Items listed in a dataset

-- start --

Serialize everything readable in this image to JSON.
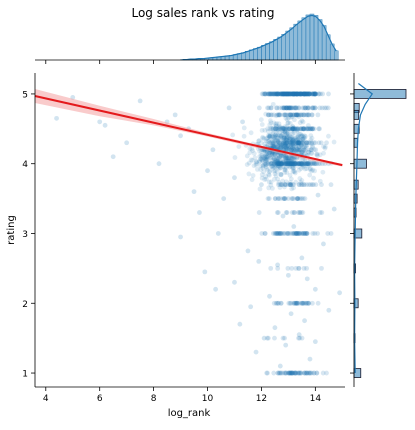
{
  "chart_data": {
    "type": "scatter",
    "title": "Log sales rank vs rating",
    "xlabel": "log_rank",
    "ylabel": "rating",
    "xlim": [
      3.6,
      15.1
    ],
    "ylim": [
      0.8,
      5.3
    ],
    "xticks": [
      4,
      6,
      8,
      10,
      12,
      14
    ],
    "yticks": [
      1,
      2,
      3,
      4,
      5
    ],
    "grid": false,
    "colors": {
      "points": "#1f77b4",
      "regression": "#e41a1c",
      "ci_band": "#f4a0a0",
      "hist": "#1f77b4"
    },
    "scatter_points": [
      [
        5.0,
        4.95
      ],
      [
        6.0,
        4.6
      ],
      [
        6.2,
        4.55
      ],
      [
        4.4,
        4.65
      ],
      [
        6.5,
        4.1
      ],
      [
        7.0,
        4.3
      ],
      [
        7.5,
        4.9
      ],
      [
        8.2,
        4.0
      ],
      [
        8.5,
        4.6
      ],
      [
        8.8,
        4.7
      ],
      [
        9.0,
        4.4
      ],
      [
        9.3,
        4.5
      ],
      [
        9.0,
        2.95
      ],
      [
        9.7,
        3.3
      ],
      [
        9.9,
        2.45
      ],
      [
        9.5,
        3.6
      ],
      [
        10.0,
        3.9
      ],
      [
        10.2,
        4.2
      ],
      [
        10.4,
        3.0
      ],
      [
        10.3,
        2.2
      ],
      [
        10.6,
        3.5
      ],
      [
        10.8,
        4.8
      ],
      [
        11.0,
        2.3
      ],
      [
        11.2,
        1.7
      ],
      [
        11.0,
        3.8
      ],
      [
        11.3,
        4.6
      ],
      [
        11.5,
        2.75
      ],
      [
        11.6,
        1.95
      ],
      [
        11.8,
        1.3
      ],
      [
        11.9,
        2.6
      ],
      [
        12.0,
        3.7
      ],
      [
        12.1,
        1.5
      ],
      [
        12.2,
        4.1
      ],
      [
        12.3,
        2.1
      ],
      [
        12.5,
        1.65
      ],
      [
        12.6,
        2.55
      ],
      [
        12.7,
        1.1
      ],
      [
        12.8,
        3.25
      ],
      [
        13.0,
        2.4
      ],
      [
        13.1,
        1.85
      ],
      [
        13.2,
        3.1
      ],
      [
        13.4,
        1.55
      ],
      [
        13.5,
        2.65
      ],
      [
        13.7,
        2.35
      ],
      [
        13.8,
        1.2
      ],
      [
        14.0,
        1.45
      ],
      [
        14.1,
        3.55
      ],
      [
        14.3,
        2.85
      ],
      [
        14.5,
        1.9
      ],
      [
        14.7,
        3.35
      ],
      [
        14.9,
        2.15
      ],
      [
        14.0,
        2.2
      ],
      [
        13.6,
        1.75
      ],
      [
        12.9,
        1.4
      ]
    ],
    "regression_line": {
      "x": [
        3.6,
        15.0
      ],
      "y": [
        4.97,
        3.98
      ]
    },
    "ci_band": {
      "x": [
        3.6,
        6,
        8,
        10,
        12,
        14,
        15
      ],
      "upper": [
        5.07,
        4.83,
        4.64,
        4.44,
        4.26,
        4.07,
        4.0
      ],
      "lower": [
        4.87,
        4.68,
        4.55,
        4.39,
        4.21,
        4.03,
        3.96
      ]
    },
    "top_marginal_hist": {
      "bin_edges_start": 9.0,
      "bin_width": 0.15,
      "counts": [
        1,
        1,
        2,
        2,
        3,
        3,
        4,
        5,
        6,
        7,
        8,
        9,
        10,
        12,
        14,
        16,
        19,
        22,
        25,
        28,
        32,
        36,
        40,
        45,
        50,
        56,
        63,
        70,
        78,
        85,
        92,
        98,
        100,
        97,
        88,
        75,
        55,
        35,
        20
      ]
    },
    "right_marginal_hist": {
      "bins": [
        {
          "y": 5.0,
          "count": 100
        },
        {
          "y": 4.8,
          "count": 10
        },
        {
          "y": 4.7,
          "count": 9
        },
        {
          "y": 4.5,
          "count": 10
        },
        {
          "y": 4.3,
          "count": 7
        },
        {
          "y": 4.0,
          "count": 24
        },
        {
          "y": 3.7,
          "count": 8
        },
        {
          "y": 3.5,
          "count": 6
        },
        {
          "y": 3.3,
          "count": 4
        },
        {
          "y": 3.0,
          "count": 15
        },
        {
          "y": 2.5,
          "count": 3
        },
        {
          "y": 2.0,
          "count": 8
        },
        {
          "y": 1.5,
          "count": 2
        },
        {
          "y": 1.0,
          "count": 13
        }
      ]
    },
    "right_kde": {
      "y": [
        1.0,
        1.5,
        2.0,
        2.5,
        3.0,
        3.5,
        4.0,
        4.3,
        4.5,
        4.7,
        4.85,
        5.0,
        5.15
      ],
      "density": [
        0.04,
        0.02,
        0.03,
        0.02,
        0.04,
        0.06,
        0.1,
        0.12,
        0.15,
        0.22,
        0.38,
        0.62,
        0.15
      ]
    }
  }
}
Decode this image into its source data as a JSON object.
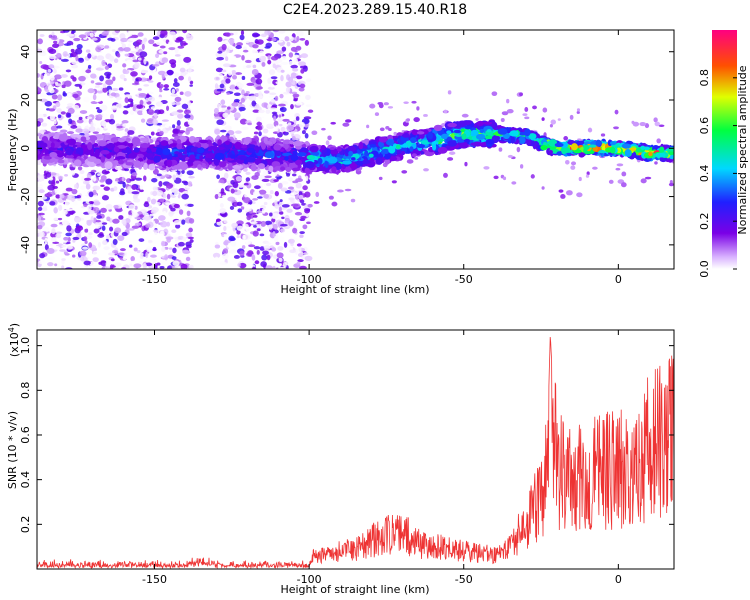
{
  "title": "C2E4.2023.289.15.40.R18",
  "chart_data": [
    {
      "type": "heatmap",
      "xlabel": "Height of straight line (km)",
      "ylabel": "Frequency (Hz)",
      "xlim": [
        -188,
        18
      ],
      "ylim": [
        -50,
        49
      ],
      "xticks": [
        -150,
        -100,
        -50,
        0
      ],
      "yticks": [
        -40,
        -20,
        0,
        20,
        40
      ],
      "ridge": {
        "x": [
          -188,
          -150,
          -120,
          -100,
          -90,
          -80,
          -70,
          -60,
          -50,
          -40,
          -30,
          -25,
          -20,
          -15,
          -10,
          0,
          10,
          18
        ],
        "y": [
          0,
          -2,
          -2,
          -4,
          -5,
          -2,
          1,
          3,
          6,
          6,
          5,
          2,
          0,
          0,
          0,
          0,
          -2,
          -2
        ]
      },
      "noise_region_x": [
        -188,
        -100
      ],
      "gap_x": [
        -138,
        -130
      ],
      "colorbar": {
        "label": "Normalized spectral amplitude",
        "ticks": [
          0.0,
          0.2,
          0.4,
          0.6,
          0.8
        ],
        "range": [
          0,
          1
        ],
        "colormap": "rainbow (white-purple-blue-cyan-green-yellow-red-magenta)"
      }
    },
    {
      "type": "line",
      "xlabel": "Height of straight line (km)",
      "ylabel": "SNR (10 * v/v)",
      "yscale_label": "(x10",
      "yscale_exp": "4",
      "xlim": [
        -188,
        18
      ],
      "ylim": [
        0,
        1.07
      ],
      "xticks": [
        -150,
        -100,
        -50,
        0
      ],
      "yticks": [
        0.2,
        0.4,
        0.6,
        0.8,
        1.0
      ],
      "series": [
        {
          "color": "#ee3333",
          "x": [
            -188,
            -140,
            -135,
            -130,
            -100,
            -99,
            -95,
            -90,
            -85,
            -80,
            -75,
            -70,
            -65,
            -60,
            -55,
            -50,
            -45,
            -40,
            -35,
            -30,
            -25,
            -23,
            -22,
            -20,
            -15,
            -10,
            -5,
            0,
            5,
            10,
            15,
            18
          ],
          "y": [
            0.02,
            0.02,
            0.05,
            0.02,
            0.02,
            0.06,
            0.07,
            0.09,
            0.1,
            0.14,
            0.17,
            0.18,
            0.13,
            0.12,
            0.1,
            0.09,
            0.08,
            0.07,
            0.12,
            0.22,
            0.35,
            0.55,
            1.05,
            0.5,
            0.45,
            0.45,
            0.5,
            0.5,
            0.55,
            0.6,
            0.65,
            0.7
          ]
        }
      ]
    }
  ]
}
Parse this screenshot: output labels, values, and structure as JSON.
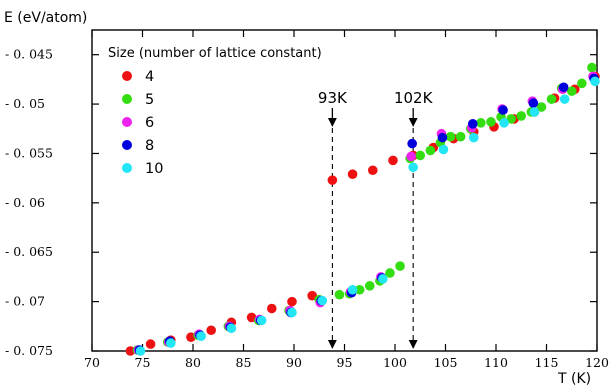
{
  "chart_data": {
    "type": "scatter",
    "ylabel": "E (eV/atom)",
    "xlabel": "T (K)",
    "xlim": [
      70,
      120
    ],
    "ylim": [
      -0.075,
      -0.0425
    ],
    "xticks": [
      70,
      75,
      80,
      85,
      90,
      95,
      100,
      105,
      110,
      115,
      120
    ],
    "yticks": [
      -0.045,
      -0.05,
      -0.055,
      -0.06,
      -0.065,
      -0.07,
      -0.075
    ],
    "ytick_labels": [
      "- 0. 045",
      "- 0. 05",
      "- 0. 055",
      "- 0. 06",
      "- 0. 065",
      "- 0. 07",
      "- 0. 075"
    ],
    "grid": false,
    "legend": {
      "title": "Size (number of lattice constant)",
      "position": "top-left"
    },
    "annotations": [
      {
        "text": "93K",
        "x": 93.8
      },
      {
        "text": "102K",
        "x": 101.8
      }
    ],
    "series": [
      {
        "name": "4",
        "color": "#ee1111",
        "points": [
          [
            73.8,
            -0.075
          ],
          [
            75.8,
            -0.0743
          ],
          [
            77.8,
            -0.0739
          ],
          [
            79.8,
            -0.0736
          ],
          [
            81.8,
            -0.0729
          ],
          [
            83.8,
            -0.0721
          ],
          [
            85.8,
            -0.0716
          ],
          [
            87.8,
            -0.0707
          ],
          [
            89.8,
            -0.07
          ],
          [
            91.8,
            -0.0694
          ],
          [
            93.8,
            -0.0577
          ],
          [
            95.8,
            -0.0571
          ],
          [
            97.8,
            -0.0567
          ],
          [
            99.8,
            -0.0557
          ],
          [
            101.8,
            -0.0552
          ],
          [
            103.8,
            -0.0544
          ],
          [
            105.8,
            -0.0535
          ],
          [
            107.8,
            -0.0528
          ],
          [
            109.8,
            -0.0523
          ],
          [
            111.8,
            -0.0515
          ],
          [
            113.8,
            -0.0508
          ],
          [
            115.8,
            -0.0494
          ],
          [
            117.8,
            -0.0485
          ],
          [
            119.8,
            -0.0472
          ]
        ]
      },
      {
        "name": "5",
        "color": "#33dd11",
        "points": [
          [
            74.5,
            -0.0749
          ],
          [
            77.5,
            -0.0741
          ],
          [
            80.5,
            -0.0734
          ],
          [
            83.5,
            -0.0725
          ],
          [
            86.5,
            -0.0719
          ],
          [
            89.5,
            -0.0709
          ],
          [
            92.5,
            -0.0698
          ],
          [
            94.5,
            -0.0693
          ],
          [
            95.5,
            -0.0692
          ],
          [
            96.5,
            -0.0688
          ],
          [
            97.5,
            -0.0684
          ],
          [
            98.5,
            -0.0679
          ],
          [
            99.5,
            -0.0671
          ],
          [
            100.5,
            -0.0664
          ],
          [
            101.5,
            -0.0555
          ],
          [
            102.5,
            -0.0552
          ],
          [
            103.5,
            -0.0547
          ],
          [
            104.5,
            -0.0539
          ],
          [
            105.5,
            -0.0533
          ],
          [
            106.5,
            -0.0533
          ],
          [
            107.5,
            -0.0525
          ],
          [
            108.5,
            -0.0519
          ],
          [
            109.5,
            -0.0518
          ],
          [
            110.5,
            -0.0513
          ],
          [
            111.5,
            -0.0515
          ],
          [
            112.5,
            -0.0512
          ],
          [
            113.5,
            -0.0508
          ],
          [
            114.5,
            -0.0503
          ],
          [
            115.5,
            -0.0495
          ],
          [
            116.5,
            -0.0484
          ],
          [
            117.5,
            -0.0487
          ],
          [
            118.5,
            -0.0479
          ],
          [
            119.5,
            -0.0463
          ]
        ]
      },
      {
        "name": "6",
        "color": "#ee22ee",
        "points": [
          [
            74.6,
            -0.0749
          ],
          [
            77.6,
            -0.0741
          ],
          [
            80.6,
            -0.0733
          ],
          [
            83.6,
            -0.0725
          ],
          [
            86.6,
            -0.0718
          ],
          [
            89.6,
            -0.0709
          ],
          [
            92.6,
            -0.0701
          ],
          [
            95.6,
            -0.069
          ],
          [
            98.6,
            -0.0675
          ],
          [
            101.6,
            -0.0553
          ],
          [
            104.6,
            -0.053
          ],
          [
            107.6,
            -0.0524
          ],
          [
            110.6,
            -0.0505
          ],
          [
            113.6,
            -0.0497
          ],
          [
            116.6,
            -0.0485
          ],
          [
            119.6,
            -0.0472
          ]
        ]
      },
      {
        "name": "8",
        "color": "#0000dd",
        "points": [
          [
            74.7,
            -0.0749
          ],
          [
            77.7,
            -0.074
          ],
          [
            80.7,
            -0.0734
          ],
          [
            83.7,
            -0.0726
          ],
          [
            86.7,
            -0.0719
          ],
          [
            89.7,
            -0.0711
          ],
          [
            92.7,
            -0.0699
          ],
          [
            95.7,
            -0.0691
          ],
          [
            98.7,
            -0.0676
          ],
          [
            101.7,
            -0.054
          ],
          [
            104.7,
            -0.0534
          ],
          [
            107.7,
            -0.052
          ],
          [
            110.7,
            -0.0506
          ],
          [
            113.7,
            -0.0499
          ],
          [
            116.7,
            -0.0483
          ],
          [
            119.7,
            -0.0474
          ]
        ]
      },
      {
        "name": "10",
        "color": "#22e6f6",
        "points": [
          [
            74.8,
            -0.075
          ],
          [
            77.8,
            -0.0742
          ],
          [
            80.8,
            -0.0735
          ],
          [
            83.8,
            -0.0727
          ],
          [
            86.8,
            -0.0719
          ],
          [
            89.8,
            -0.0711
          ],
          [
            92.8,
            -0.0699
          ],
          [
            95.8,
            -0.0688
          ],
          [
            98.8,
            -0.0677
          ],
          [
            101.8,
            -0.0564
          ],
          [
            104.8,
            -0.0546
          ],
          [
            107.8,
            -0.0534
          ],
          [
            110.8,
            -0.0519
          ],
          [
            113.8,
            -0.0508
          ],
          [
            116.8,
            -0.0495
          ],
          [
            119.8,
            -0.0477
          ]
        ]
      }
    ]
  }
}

-- end --

**Goal**: Gather from the data above every line with the string "JSON".

**Result below**:
Serialize everything readable in this image to JSON.
Decode this image into its source data as a JSON object.
Parse this screenshot: output labels, values, and structure as JSON.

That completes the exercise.